* START *

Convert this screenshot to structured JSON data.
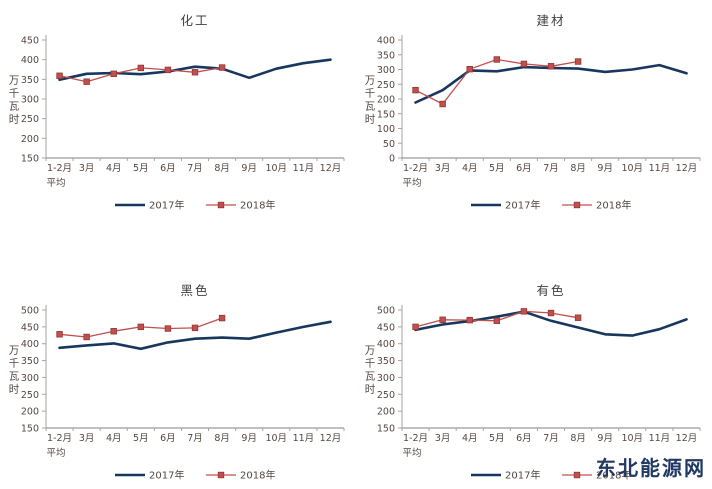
{
  "watermark": {
    "text": "东北能源网",
    "color": "#1f3864"
  },
  "colors": {
    "series_2017": "#17375e",
    "series_2018": "#c0504d",
    "marker_border": "#943634",
    "axis_line": "#a6a6a6",
    "x_axis_line": "#808080",
    "tick_text": "#544741",
    "title_text": "#3f3f3f"
  },
  "chart_data": [
    {
      "type": "line",
      "id": "chemical",
      "title": "化工",
      "ylabel": "万千瓦时",
      "ylim": [
        150,
        450
      ],
      "ytick_step": 50,
      "grid": false,
      "legend_position": "bottom",
      "categories": [
        "1-2月",
        "3月",
        "4月",
        "5月",
        "6月",
        "7月",
        "8月",
        "9月",
        "10月",
        "11月",
        "12月"
      ],
      "first_category_second_line": "平均",
      "series": [
        {
          "name": "2017年",
          "color": "#17375e",
          "marker": "none",
          "values": [
            349,
            364,
            366,
            363,
            370,
            382,
            377,
            354,
            377,
            391,
            400
          ]
        },
        {
          "name": "2018年",
          "color": "#c0504d",
          "marker": "square",
          "values": [
            359,
            344,
            364,
            379,
            374,
            368,
            380
          ]
        }
      ]
    },
    {
      "type": "line",
      "id": "building-materials",
      "title": "建材",
      "ylabel": "万千瓦时",
      "ylim": [
        0,
        400
      ],
      "ytick_step": 50,
      "grid": false,
      "legend_position": "bottom",
      "categories": [
        "1-2月",
        "3月",
        "4月",
        "5月",
        "6月",
        "7月",
        "8月",
        "9月",
        "10月",
        "11月",
        "12月"
      ],
      "first_category_second_line": "平均",
      "series": [
        {
          "name": "2017年",
          "color": "#17375e",
          "marker": "none",
          "values": [
            188,
            230,
            297,
            294,
            308,
            305,
            303,
            292,
            300,
            315,
            287
          ]
        },
        {
          "name": "2018年",
          "color": "#c0504d",
          "marker": "square",
          "values": [
            230,
            183,
            301,
            334,
            319,
            311,
            327
          ]
        }
      ]
    },
    {
      "type": "line",
      "id": "ferrous",
      "title": "黑色",
      "ylabel": "万千瓦时",
      "ylim": [
        150,
        500
      ],
      "ytick_step": 50,
      "grid": false,
      "legend_position": "bottom",
      "categories": [
        "1-2月",
        "3月",
        "4月",
        "5月",
        "6月",
        "7月",
        "8月",
        "9月",
        "10月",
        "11月",
        "12月"
      ],
      "first_category_second_line": "平均",
      "series": [
        {
          "name": "2017年",
          "color": "#17375e",
          "marker": "none",
          "values": [
            388,
            395,
            401,
            385,
            404,
            415,
            418,
            415,
            433,
            450,
            465
          ]
        },
        {
          "name": "2018年",
          "color": "#c0504d",
          "marker": "square",
          "values": [
            428,
            420,
            437,
            450,
            445,
            447,
            476
          ]
        }
      ]
    },
    {
      "type": "line",
      "id": "non-ferrous",
      "title": "有色",
      "ylabel": "万千瓦时",
      "ylim": [
        150,
        500
      ],
      "ytick_step": 50,
      "grid": false,
      "legend_position": "bottom",
      "categories": [
        "1-2月",
        "3月",
        "4月",
        "5月",
        "6月",
        "7月",
        "8月",
        "9月",
        "10月",
        "11月",
        "12月"
      ],
      "first_category_second_line": "平均",
      "series": [
        {
          "name": "2017年",
          "color": "#17375e",
          "marker": "none",
          "values": [
            441,
            457,
            467,
            480,
            495,
            468,
            448,
            428,
            424,
            443,
            472
          ]
        },
        {
          "name": "2018年",
          "color": "#c0504d",
          "marker": "square",
          "values": [
            450,
            471,
            470,
            468,
            496,
            491,
            477
          ]
        }
      ]
    }
  ]
}
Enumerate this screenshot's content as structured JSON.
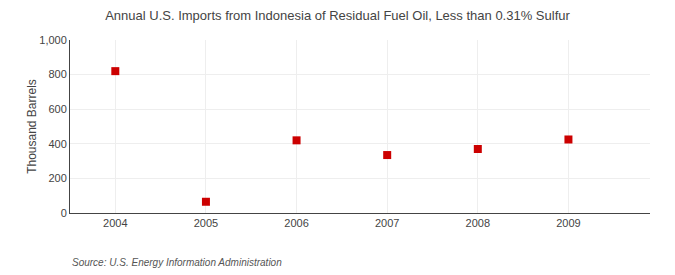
{
  "chart_data": {
    "type": "scatter",
    "title": "Annual U.S. Imports from Indonesia of Residual Fuel Oil, Less than 0.31% Sulfur",
    "y_label": "Thousand Barrels",
    "annotations": [
      "Source: U.S. Energy Information Administration"
    ],
    "x": [
      2004,
      2005,
      2006,
      2007,
      2008,
      2009
    ],
    "values": [
      820,
      65,
      420,
      335,
      370,
      425
    ],
    "color": "#cc0000",
    "marker": "square",
    "xlim": [
      2003.5,
      2009.9
    ],
    "xticks": [
      2004,
      2005,
      2006,
      2007,
      2008,
      2009
    ],
    "ylim": [
      0,
      1000
    ],
    "yticks": [
      0,
      200,
      400,
      600,
      800,
      {
        "value": 1000,
        "label": "1,000"
      }
    ],
    "grid": true
  }
}
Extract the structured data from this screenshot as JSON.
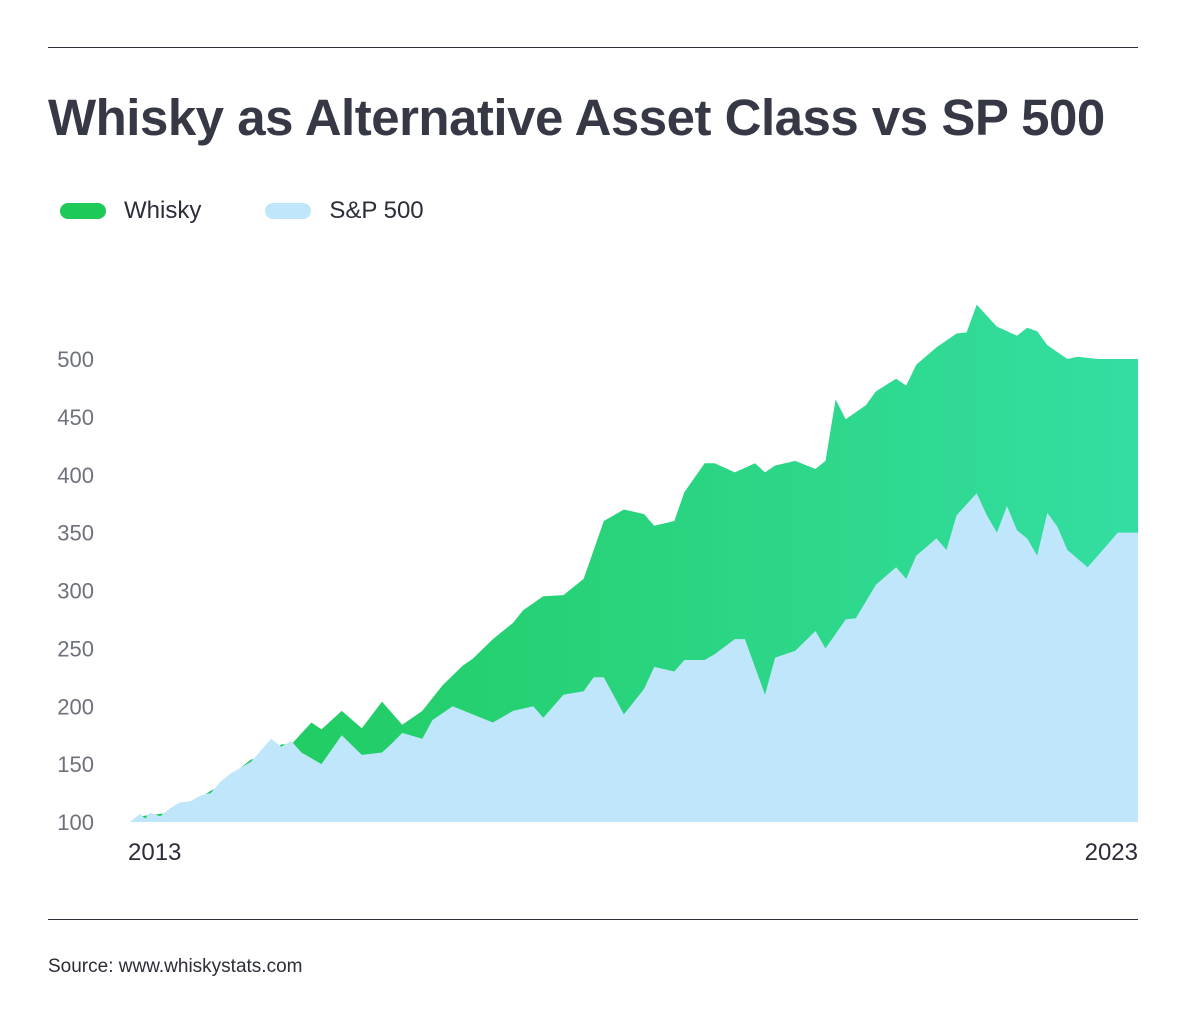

* END *

▶ [Task objective]
Copy the whole of the material above exactly, but not its images.

▶ [Problem solution]
Convert this screenshot to structured JSON data.
{
  "watermark": {
    "text": "东北能源网",
    "color": "#1f3864"
  },
  "colors": {
    "series_2017": "#17375e",
    "series_2018": "#c0504d",
    "marker_border": "#943634",
    "axis_line": "#a6a6a6",
    "x_axis_line": "#808080",
    "tick_text": "#544741",
    "title_text": "#3f3f3f"
  },
  "chart_data": [
    {
      "type": "line",
      "id": "chemical",
      "title": "化工",
      "ylabel": "万千瓦时",
      "ylim": [
        150,
        450
      ],
      "ytick_step": 50,
      "grid": false,
      "legend_position": "bottom",
      "categories": [
        "1-2月",
        "3月",
        "4月",
        "5月",
        "6月",
        "7月",
        "8月",
        "9月",
        "10月",
        "11月",
        "12月"
      ],
      "first_category_second_line": "平均",
      "series": [
        {
          "name": "2017年",
          "color": "#17375e",
          "marker": "none",
          "values": [
            349,
            364,
            366,
            363,
            370,
            382,
            377,
            354,
            377,
            391,
            400
          ]
        },
        {
          "name": "2018年",
          "color": "#c0504d",
          "marker": "square",
          "values": [
            359,
            344,
            364,
            379,
            374,
            368,
            380
          ]
        }
      ]
    },
    {
      "type": "line",
      "id": "building-materials",
      "title": "建材",
      "ylabel": "万千瓦时",
      "ylim": [
        0,
        400
      ],
      "ytick_step": 50,
      "grid": false,
      "legend_position": "bottom",
      "categories": [
        "1-2月",
        "3月",
        "4月",
        "5月",
        "6月",
        "7月",
        "8月",
        "9月",
        "10月",
        "11月",
        "12月"
      ],
      "first_category_second_line": "平均",
      "series": [
        {
          "name": "2017年",
          "color": "#17375e",
          "marker": "none",
          "values": [
            188,
            230,
            297,
            294,
            308,
            305,
            303,
            292,
            300,
            315,
            287
          ]
        },
        {
          "name": "2018年",
          "color": "#c0504d",
          "marker": "square",
          "values": [
            230,
            183,
            301,
            334,
            319,
            311,
            327
          ]
        }
      ]
    },
    {
      "type": "line",
      "id": "ferrous",
      "title": "黑色",
      "ylabel": "万千瓦时",
      "ylim": [
        150,
        500
      ],
      "ytick_step": 50,
      "grid": false,
      "legend_position": "bottom",
      "categories": [
        "1-2月",
        "3月",
        "4月",
        "5月",
        "6月",
        "7月",
        "8月",
        "9月",
        "10月",
        "11月",
        "12月"
      ],
      "first_category_second_line": "平均",
      "series": [
        {
          "name": "2017年",
          "color": "#17375e",
          "marker": "none",
          "values": [
            388,
            395,
            401,
            385,
            404,
            415,
            418,
            415,
            433,
            450,
            465
          ]
        },
        {
          "name": "2018年",
          "color": "#c0504d",
          "marker": "square",
          "values": [
            428,
            420,
            437,
            450,
            445,
            447,
            476
          ]
        }
      ]
    },
    {
      "type": "line",
      "id": "non-ferrous",
      "title": "有色",
      "ylabel": "万千瓦时",
      "ylim": [
        150,
        500
      ],
      "ytick_step": 50,
      "grid": false,
      "legend_position": "bottom",
      "categories": [
        "1-2月",
        "3月",
        "4月",
        "5月",
        "6月",
        "7月",
        "8月",
        "9月",
        "10月",
        "11月",
        "12月"
      ],
      "first_category_second_line": "平均",
      "series": [
        {
          "name": "2017年",
          "color": "#17375e",
          "marker": "none",
          "values": [
            441,
            457,
            467,
            480,
            495,
            468,
            448,
            428,
            424,
            443,
            472
          ]
        },
        {
          "name": "2018年",
          "color": "#c0504d",
          "marker": "square",
          "values": [
            450,
            471,
            470,
            468,
            496,
            491,
            477
          ]
        }
      ]
    }
  ]
}
Enumerate this screenshot's content as structured JSON.
{
  "chart_data": {
    "type": "scatter",
    "title": "Annual U.S. Imports from Indonesia of Residual Fuel Oil, Less than 0.31% Sulfur",
    "y_label": "Thousand Barrels",
    "annotations": [
      "Source: U.S. Energy Information Administration"
    ],
    "x": [
      2004,
      2005,
      2006,
      2007,
      2008,
      2009
    ],
    "values": [
      820,
      65,
      420,
      335,
      370,
      425
    ],
    "color": "#cc0000",
    "marker": "square",
    "xlim": [
      2003.5,
      2009.9
    ],
    "xticks": [
      2004,
      2005,
      2006,
      2007,
      2008,
      2009
    ],
    "ylim": [
      0,
      1000
    ],
    "yticks": [
      0,
      200,
      400,
      600,
      800,
      {
        "value": 1000,
        "label": "1,000"
      }
    ],
    "grid": true
  }
}
Extract the structured data from this screenshot as JSON.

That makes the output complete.